> Set problem
Transcribe the material in full. Nothing should differ except that the pictures are left out.
═══ Material to process ═══
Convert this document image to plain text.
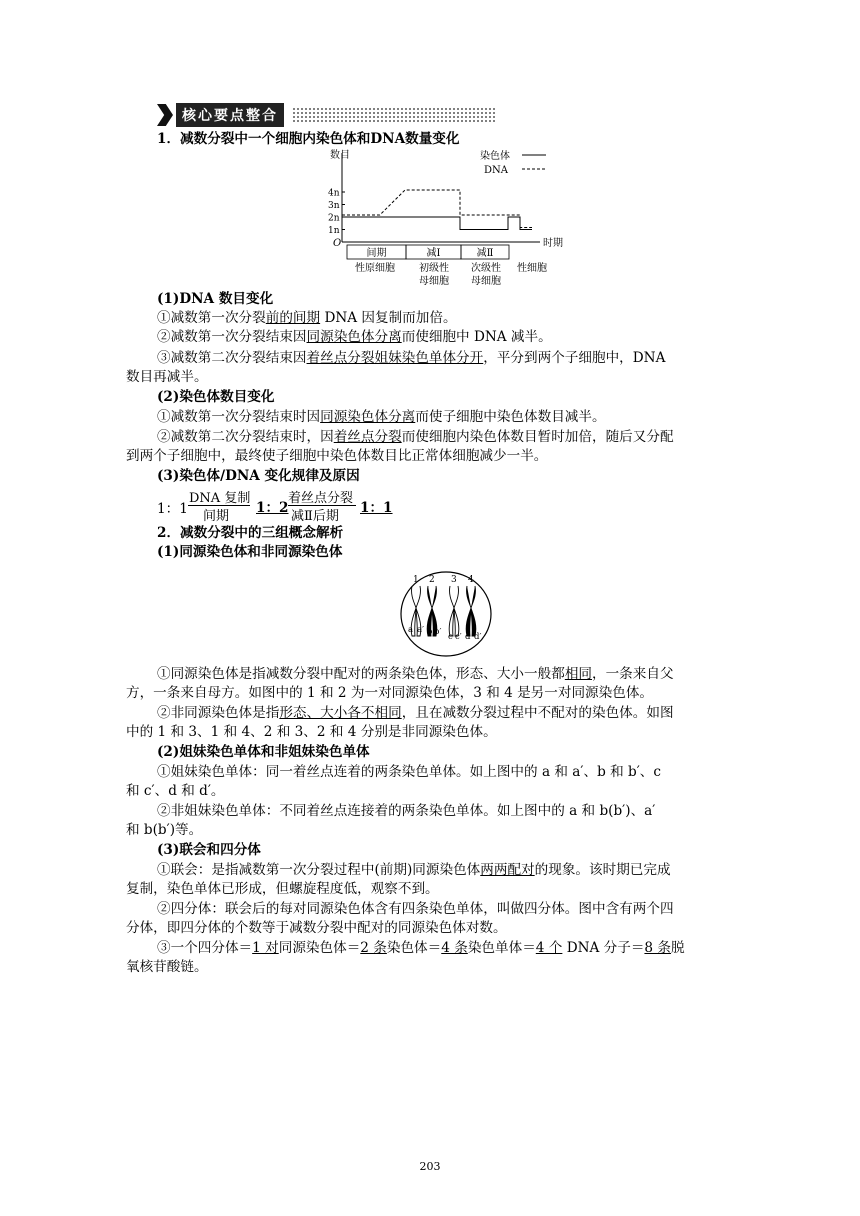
核心要点整合
1．减数分裂中一个细胞内染色体和DNA数量变化
数目
时期
4n
3n
2n
1n
O
染色体
DNA
间期	减Ⅰ	减Ⅱ
性原细胞 初级性
母细胞
次级性
母细胞
性细胞
(1)DNA 数目变化
①减数第一次分裂前的间期 DNA 因复制而加倍。
②减数第一次分裂结束因同源染色体分离而使细胞中 DNA 减半。
③减数第二次分裂结束因着丝点分裂姐妹染色单体分开，平分到两个子细胞中，DNA
数目再减半。
(2)染色体数目变化
①减数第一次分裂结束时因同源染色体分离而使子细胞中染色体数目减半。
②减数第二次分裂结束时，因着丝点分裂而使细胞内染色体数目暂时加倍，随后又分配
到两个子细胞中，最终使子细胞中染色体数目比正常体细胞减少一半。
(3)染色体/DNA 变化规律及原因
1：1
DNA 复制
间期
1：2
着丝点分裂
减Ⅱ后期
1：1
2．减数分裂中的三组概念解析
(1)同源染色体和非同源染色体
1 2 3 4
a a′ b b′ c c′ d d′
①同源染色体是指减数分裂中配对的两条染色体，形态、大小一般都相同，一条来自父
方，一条来自母方。如图中的 1 和 2 为一对同源染色体，3 和 4 是另一对同源染色体。
②非同源染色体是指形态、大小各不相同，且在减数分裂过程中不配对的染色体。如图
中的 1 和 3、1 和 4、2 和 3、2 和 4 分别是非同源染色体。
(2)姐妹染色单体和非姐妹染色单体
①姐妹染色单体：同一着丝点连着的两条染色单体。如上图中的 a 和 a′、b 和 b′、c
和 c′、d 和 d′。
②非姐妹染色单体：不同着丝点连接着的两条染色单体。如上图中的 a 和 b(b′)、a′
和 b(b′)等。
(3)联会和四分体
①联会：是指减数第一次分裂过程中(前期)同源染色体两两配对的现象。该时期已完成
复制，染色单体已形成，但螺旋程度低，观察不到。
②四分体：联会后的每对同源染色体含有四条染色单体，叫做四分体。图中含有两个四
分体，即四分体的个数等于减数分裂中配对的同源染色体对数。
③一个四分体＝1 对同源染色体＝2 条染色体＝4 条染色单体＝4 个 DNA 分子＝8 条脱
氧核苷酸链。
203
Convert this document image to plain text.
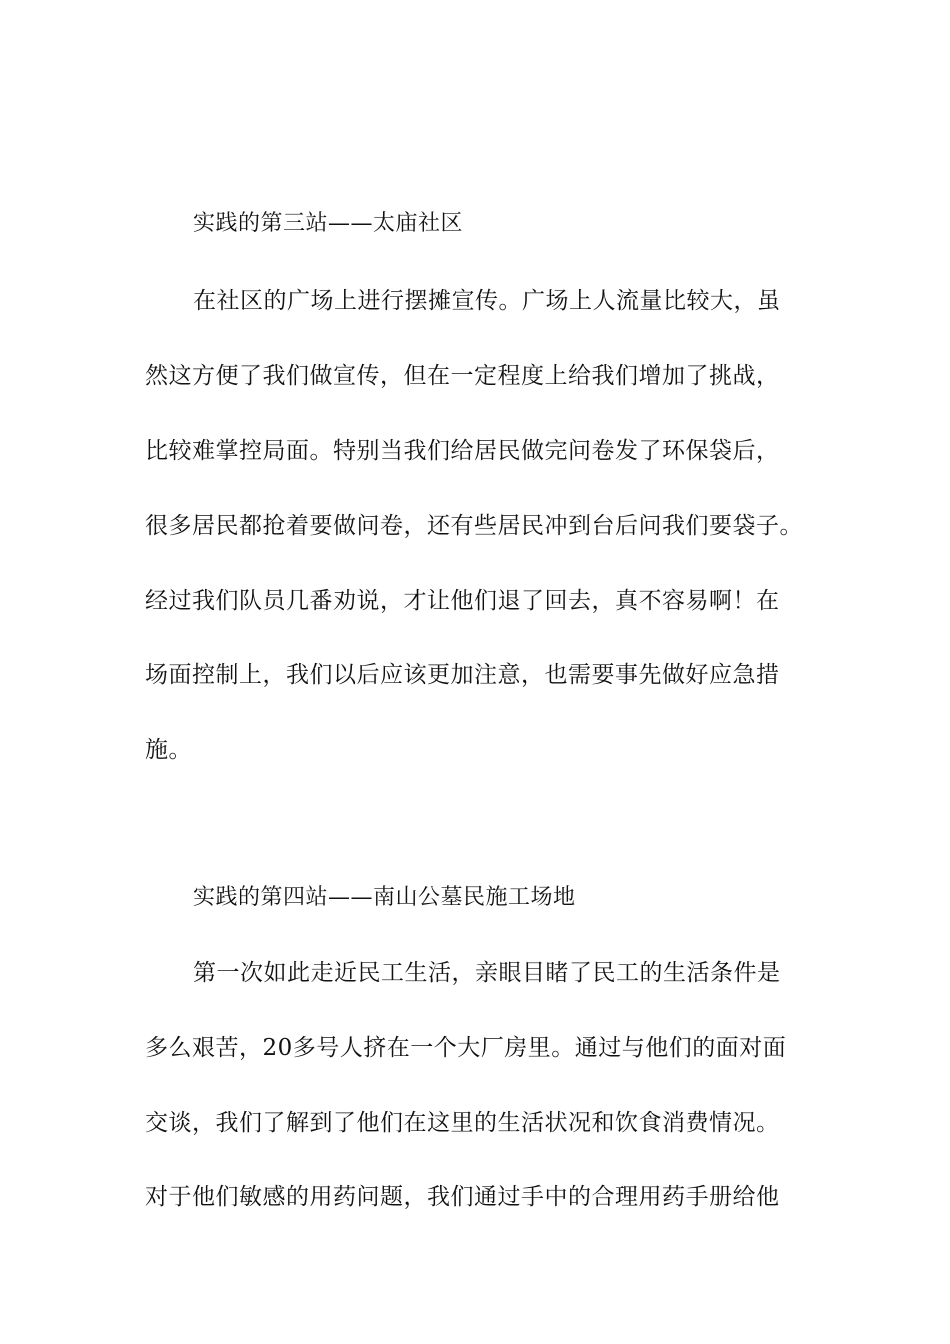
实践的第三站——太庙社区
在社区的广场上进行摆摊宣传。广场上人流量比较大，虽
然这方便了我们做宣传，但在一定程度上给我们增加了挑战，
比较难掌控局面。特别当我们给居民做完问卷发了环保袋后，
很多居民都抢着要做问卷，还有些居民冲到台后问我们要袋子。
经过我们队员几番劝说，才让他们退了回去，真不容易啊！在
场面控制上，我们以后应该更加注意，也需要事先做好应急措
施。
实践的第四站——南山公墓民施工场地
第一次如此走近民工生活，亲眼目睹了民工的生活条件是
多么艰苦，20多号人挤在一个大厂房里。通过与他们的面对面
交谈，我们了解到了他们在这里的生活状况和饮食消费情况。
对于他们敏感的用药问题，我们通过手中的合理用药手册给他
═══
> Result of this task
Convert this document image to plain text.
核心要点整合
1．减数分裂中一个细胞内染色体和DNA数量变化
数目
时期
4n
3n
2n
1n
O
染色体
DNA
间期	减Ⅰ	减Ⅱ
性原细胞 初级性
母细胞
次级性
母细胞
性细胞
(1)DNA 数目变化
①减数第一次分裂前的间期 DNA 因复制而加倍。
②减数第一次分裂结束因同源染色体分离而使细胞中 DNA 减半。
③减数第二次分裂结束因着丝点分裂姐妹染色单体分开，平分到两个子细胞中，DNA
数目再减半。
(2)染色体数目变化
①减数第一次分裂结束时因同源染色体分离而使子细胞中染色体数目减半。
②减数第二次分裂结束时，因着丝点分裂而使细胞内染色体数目暂时加倍，随后又分配
到两个子细胞中，最终使子细胞中染色体数目比正常体细胞减少一半。
(3)染色体/DNA 变化规律及原因
1：1
DNA 复制
间期
1：2
着丝点分裂
减Ⅱ后期
1：1
2．减数分裂中的三组概念解析
(1)同源染色体和非同源染色体
1 2 3 4
a a′ b b′ c c′ d d′
①同源染色体是指减数分裂中配对的两条染色体，形态、大小一般都相同，一条来自父
方，一条来自母方。如图中的 1 和 2 为一对同源染色体，3 和 4 是另一对同源染色体。
②非同源染色体是指形态、大小各不相同，且在减数分裂过程中不配对的染色体。如图
中的 1 和 3、1 和 4、2 和 3、2 和 4 分别是非同源染色体。
(2)姐妹染色单体和非姐妹染色单体
①姐妹染色单体：同一着丝点连着的两条染色单体。如上图中的 a 和 a′、b 和 b′、c
和 c′、d 和 d′。
②非姐妹染色单体：不同着丝点连接着的两条染色单体。如上图中的 a 和 b(b′)、a′
和 b(b′)等。
(3)联会和四分体
①联会：是指减数第一次分裂过程中(前期)同源染色体两两配对的现象。该时期已完成
复制，染色单体已形成，但螺旋程度低，观察不到。
②四分体：联会后的每对同源染色体含有四条染色单体，叫做四分体。图中含有两个四
分体，即四分体的个数等于减数分裂中配对的同源染色体对数。
③一个四分体＝1 对同源染色体＝2 条染色体＝4 条染色单体＝4 个 DNA 分子＝8 条脱
氧核苷酸链。
203
Convert this document image to plain text.
实践的第三站——太庙社区
在社区的广场上进行摆摊宣传。广场上人流量比较大，虽
然这方便了我们做宣传，但在一定程度上给我们增加了挑战，
比较难掌控局面。特别当我们给居民做完问卷发了环保袋后，
很多居民都抢着要做问卷，还有些居民冲到台后问我们要袋子。
经过我们队员几番劝说，才让他们退了回去，真不容易啊！在
场面控制上，我们以后应该更加注意，也需要事先做好应急措
施。
实践的第四站——南山公墓民施工场地
第一次如此走近民工生活，亲眼目睹了民工的生活条件是
多么艰苦，20多号人挤在一个大厂房里。通过与他们的面对面
交谈，我们了解到了他们在这里的生活状况和饮食消费情况。
对于他们敏感的用药问题，我们通过手中的合理用药手册给他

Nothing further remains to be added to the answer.